*Stored records*.
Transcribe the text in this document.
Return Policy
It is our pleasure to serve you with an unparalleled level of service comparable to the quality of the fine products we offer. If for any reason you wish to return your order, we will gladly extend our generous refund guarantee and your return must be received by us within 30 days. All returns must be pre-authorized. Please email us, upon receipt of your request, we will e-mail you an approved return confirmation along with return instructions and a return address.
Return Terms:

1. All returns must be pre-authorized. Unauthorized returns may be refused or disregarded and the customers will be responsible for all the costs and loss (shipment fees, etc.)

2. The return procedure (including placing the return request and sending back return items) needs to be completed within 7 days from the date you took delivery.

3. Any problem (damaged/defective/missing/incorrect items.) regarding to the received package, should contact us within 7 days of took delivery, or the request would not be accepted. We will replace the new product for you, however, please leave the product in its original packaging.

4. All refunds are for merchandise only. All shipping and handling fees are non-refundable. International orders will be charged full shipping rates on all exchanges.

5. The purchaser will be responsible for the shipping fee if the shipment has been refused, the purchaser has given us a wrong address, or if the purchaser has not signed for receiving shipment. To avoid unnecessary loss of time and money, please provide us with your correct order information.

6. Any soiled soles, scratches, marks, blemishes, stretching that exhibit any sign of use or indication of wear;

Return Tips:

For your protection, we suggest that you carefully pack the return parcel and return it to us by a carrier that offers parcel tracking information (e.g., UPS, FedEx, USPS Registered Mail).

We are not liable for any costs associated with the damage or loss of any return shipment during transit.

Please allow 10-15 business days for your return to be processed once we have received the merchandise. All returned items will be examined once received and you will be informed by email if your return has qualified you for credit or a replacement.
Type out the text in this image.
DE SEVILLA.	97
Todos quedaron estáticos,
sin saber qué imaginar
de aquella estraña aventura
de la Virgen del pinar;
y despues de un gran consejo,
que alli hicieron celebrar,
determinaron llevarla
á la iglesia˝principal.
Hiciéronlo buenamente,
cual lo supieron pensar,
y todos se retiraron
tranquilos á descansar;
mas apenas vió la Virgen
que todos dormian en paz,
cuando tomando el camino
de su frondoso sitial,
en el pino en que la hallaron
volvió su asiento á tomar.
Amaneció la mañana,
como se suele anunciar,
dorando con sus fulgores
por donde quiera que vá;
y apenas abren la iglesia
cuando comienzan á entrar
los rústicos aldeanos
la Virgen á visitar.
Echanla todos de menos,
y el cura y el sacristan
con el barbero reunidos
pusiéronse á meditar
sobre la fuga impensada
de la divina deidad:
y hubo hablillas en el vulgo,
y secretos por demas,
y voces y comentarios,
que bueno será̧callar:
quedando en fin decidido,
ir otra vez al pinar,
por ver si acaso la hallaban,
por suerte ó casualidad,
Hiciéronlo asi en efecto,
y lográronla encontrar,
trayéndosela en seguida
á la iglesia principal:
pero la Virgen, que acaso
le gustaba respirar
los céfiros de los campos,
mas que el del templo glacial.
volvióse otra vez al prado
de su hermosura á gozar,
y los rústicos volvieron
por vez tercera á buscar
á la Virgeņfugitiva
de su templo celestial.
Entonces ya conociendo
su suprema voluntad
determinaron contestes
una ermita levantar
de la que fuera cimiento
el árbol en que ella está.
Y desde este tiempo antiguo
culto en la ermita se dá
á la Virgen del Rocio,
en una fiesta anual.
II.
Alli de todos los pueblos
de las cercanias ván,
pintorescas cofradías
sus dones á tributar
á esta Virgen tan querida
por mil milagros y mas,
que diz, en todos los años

*Short exercise*. Take every line from the data above that holds "ermita" and copy it out.

*The response*.
una ermita levantar
culto en la ermita se dá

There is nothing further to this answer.